**RECORD EXCERPTS**
··········
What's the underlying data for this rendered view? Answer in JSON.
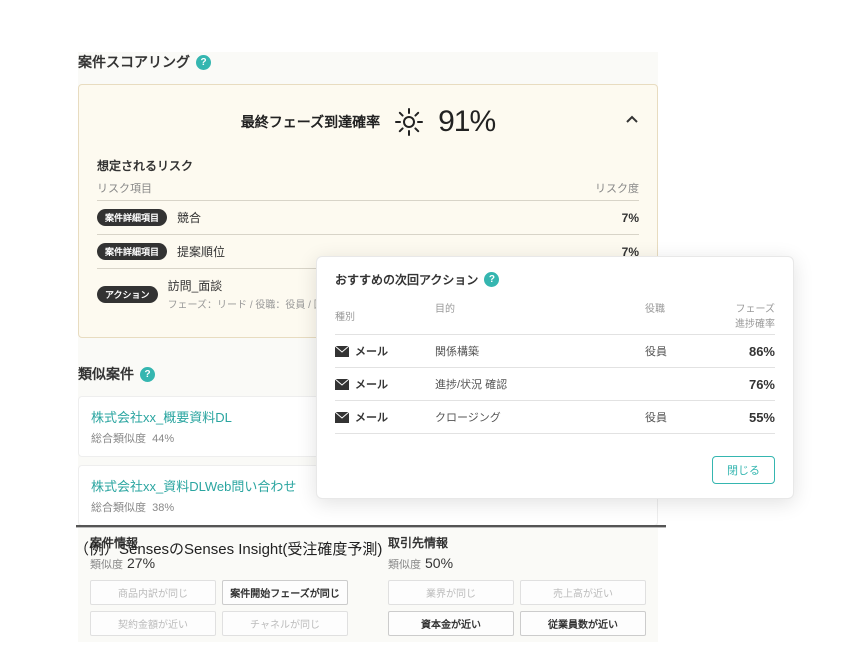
{
  "scoring": {
    "title": "案件スコアリング",
    "prob_label": "最終フェーズ到達確率",
    "prob_value": "91%",
    "risk_heading": "想定されるリスク",
    "columns": {
      "item": "リスク項目",
      "degree": "リスク度"
    },
    "risks": [
      {
        "pill": "案件詳細項目",
        "name": "競合",
        "value": "7%"
      },
      {
        "pill": "案件詳細項目",
        "name": "提案順位",
        "value": "7%"
      }
    ],
    "action": {
      "pill": "アクション",
      "name": "訪問_面談",
      "sub": "フェーズ：リード / 役職：役員 / 回"
    }
  },
  "similar": {
    "title": "類似案件",
    "items": [
      {
        "name": "株式会社xx_概要資料DL",
        "sim_label": "総合類似度",
        "sim": "44%"
      },
      {
        "name": "株式会社xx_資料DLWeb問い合わせ",
        "sim_label": "総合類似度",
        "sim": "38%"
      }
    ],
    "case_info": {
      "title": "案件情報",
      "sim_label": "類似度",
      "sim": "27%",
      "tags": [
        {
          "label": "商品内訳が同じ",
          "active": false
        },
        {
          "label": "案件開始フェーズが同じ",
          "active": true
        },
        {
          "label": "契約金額が近い",
          "active": false
        },
        {
          "label": "チャネルが同じ",
          "active": false
        }
      ]
    },
    "client_info": {
      "title": "取引先情報",
      "sim_label": "類似度",
      "sim": "50%",
      "tags": [
        {
          "label": "業界が同じ",
          "active": false
        },
        {
          "label": "売上高が近い",
          "active": false
        },
        {
          "label": "資本金が近い",
          "active": true
        },
        {
          "label": "従業員数が近い",
          "active": true
        }
      ]
    }
  },
  "popup": {
    "title": "おすすめの次回アクション",
    "columns": {
      "type": "種別",
      "purpose": "目的",
      "role": "役職",
      "rate": "フェーズ\n進捗確率"
    },
    "rows": [
      {
        "type": "メール",
        "purpose": "関係構築",
        "role": "役員",
        "rate": "86%"
      },
      {
        "type": "メール",
        "purpose": "進捗/状況 確認",
        "role": "",
        "rate": "76%"
      },
      {
        "type": "メール",
        "purpose": "クロージング",
        "role": "役員",
        "rate": "55%"
      }
    ],
    "close": "閉じる"
  },
  "caption": "（例）SensesのSenses Insight(受注確度予測)"
}
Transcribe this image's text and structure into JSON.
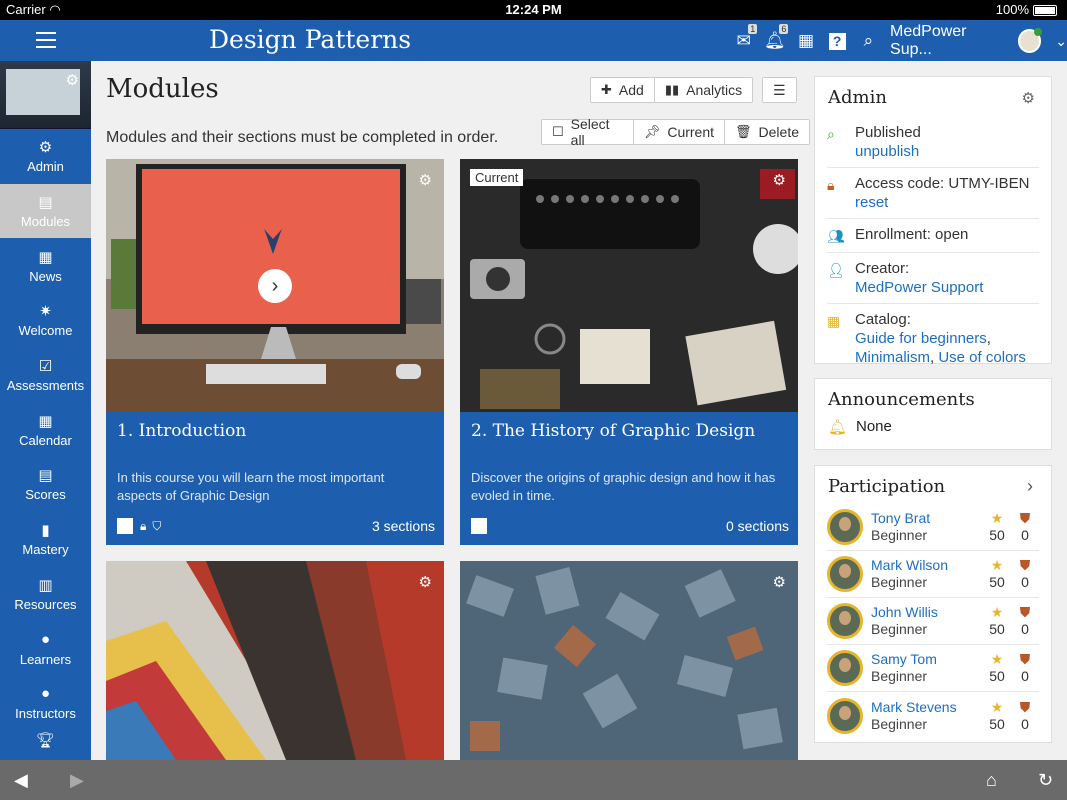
{
  "status_bar": {
    "carrier": "Carrier",
    "time": "12:24 PM",
    "battery": "100%"
  },
  "header": {
    "title": "Design Patterns",
    "user_name": "MedPower Sup...",
    "mail_badge": "1",
    "bell_badge": "6"
  },
  "sidebar": {
    "items": [
      {
        "label": "Admin",
        "icon": "gear-icon",
        "glyph": "⚙"
      },
      {
        "label": "Modules",
        "icon": "book-icon",
        "glyph": "▤"
      },
      {
        "label": "News",
        "icon": "newspaper-icon",
        "glyph": "▦"
      },
      {
        "label": "Welcome",
        "icon": "sparkle-icon",
        "glyph": "✷"
      },
      {
        "label": "Assessments",
        "icon": "checkbox-icon",
        "glyph": "☑"
      },
      {
        "label": "Calendar",
        "icon": "calendar-icon",
        "glyph": "▦"
      },
      {
        "label": "Scores",
        "icon": "scores-icon",
        "glyph": "▤"
      },
      {
        "label": "Mastery",
        "icon": "bar-chart-icon",
        "glyph": "▮"
      },
      {
        "label": "Resources",
        "icon": "resources-icon",
        "glyph": "▥"
      },
      {
        "label": "Learners",
        "icon": "user-icon",
        "glyph": "●"
      },
      {
        "label": "Instructors",
        "icon": "instructor-icon",
        "glyph": "●"
      }
    ]
  },
  "main": {
    "title": "Modules",
    "subtitle": "Modules and their sections must be completed in order.",
    "toolbar": {
      "add": "Add",
      "analytics": "Analytics",
      "select_all": "Select all",
      "current": "Current",
      "delete": "Delete"
    },
    "cards": [
      {
        "title": "1. Introduction",
        "description": "In this course you will learn the most important aspects of Graphic Design",
        "sections": "3 sections"
      },
      {
        "title": "2. The History of Graphic Design",
        "description": "Discover the origins of graphic design and how it has evoled in time.",
        "sections": "0 sections",
        "tag": "Current"
      }
    ]
  },
  "admin": {
    "title": "Admin",
    "published": "Published",
    "unpublish": "unpublish",
    "access_code": "Access code: UTMY-IBEN",
    "reset": "reset",
    "enrollment": "Enrollment: open",
    "creator_label": "Creator:",
    "creator": "MedPower Support",
    "catalog_label": "Catalog:",
    "catalog1": "Guide for beginners",
    "sep1": ",",
    "catalog2": "Minimalism",
    "sep2": ",",
    "catalog3": "Use of colors"
  },
  "announcements": {
    "title": "Announcements",
    "value": "None"
  },
  "participation": {
    "title": "Participation",
    "people": [
      {
        "name": "Tony Brat",
        "level": "Beginner",
        "stars": "50",
        "badges": "0"
      },
      {
        "name": "Mark Wilson",
        "level": "Beginner",
        "stars": "50",
        "badges": "0"
      },
      {
        "name": "John Willis",
        "level": "Beginner",
        "stars": "50",
        "badges": "0"
      },
      {
        "name": "Samy Tom",
        "level": "Beginner",
        "stars": "50",
        "badges": "0"
      },
      {
        "name": "Mark Stevens",
        "level": "Beginner",
        "stars": "50",
        "badges": "0"
      }
    ]
  },
  "colors": {
    "primary": "#1d5fae",
    "link": "#1d6fc0",
    "star": "#e6b52c",
    "badge": "#b8582a"
  }
}
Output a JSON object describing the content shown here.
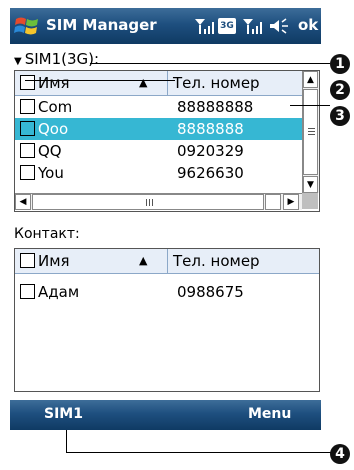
{
  "titlebar": {
    "app_title": "SIM Manager",
    "ok_label": "ok",
    "icons": [
      "windows-flag-icon",
      "signal-icon",
      "3g-icon",
      "signal-strength-icon",
      "volume-icon"
    ],
    "badge_3g": "3G"
  },
  "sim_section": {
    "label": "SIM1(3G):",
    "columns": {
      "name": "Имя",
      "phone": "Тел. номер"
    },
    "rows": [
      {
        "name": "Com",
        "phone": "88888888",
        "selected": false
      },
      {
        "name": "Qoo",
        "phone": "8888888",
        "selected": true
      },
      {
        "name": "QQ",
        "phone": "0920329",
        "selected": false
      },
      {
        "name": "You",
        "phone": "9626630",
        "selected": false
      }
    ]
  },
  "contacts_section": {
    "label": "Контакт:",
    "columns": {
      "name": "Имя",
      "phone": "Тел. номер"
    },
    "rows": [
      {
        "name": "Адам",
        "phone": "0988675"
      }
    ]
  },
  "softkeys": {
    "left": "SIM1",
    "right": "Menu"
  },
  "callouts": [
    "1",
    "2",
    "3",
    "4"
  ],
  "colors": {
    "title_bar": "#1e4f7f",
    "selection": "#36b7d3",
    "header_bg": "#e7eef8"
  }
}
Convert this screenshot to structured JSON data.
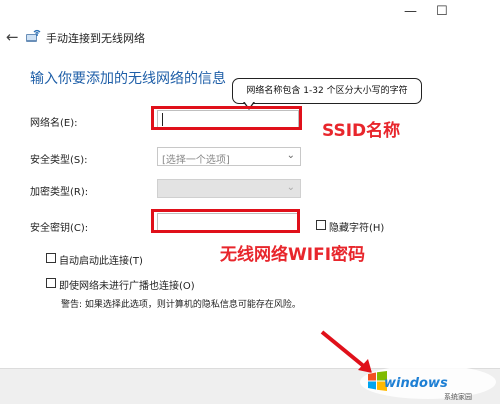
{
  "window": {
    "title": "手动连接到无线网络",
    "minimize": "—",
    "maximize": "☐",
    "back": "←"
  },
  "heading": "输入你要添加的无线网络的信息",
  "fields": {
    "network_name_label": "网络名(E):",
    "network_name_value": "",
    "security_type_label": "安全类型(S):",
    "security_type_value": "[选择一个选项]",
    "encryption_type_label": "加密类型(R):",
    "encryption_type_value": "",
    "security_key_label": "安全密钥(C):",
    "security_key_value": ""
  },
  "tooltip": "网络名称包含 1-32 个区分大小写的字符",
  "checkboxes": {
    "hide_chars": "隐藏字符(H)",
    "auto_start": "自动启动此连接(T)",
    "connect_hidden": "即使网络未进行广播也连接(O)"
  },
  "warning": "警告: 如果选择此选项，则计算机的隐私信息可能存在风险。",
  "annotations": {
    "ssid": "SSID名称",
    "password": "无线网络WIFI密码"
  },
  "watermark": {
    "brand": "windows",
    "sub": "系统家园"
  },
  "colors": {
    "heading": "#1f5fa8",
    "annotation_red": "#e0101a",
    "watermark_blue": "#1d7fd4"
  }
}
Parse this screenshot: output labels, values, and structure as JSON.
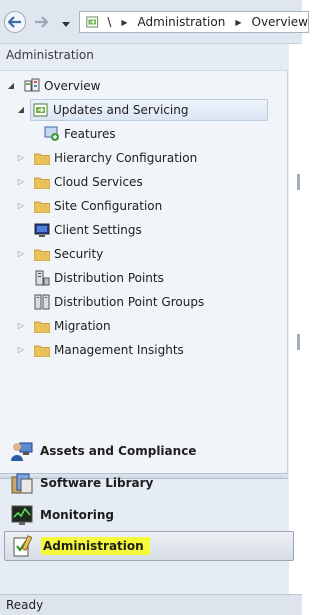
{
  "address_bar": {
    "root_symbol": "\\",
    "crumbs": [
      "Administration",
      "Overview"
    ]
  },
  "pane": {
    "header": "Administration"
  },
  "tree": {
    "overview": "Overview",
    "updates_and_servicing": "Updates and Servicing",
    "features": "Features",
    "hierarchy_configuration": "Hierarchy Configuration",
    "cloud_services": "Cloud Services",
    "site_configuration": "Site Configuration",
    "client_settings": "Client Settings",
    "security": "Security",
    "distribution_points": "Distribution Points",
    "distribution_point_groups": "Distribution Point Groups",
    "migration": "Migration",
    "management_insights": "Management Insights"
  },
  "workspaces": {
    "assets": "Assets and Compliance",
    "software": "Software Library",
    "monitoring": "Monitoring",
    "administration": "Administration"
  },
  "status": {
    "text": "Ready"
  },
  "colors": {
    "highlight": "#f4f93a",
    "selection": "#dbe6f4",
    "folder": "#e8c15a"
  },
  "icons": {
    "back": "arrow-left-icon",
    "forward": "arrow-right-icon",
    "folder": "folder-icon",
    "console": "console-home-icon"
  }
}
··········
**INSTRUCTIONS FOR THE TASK**
Which lines in the listing above hold the word "sections"? Show each of them.

**SOLVED PROBLEM**
    "subtitle": "Modules and their sections must be completed in order.",
        "sections": "3 sections"
        "sections": "0 sections",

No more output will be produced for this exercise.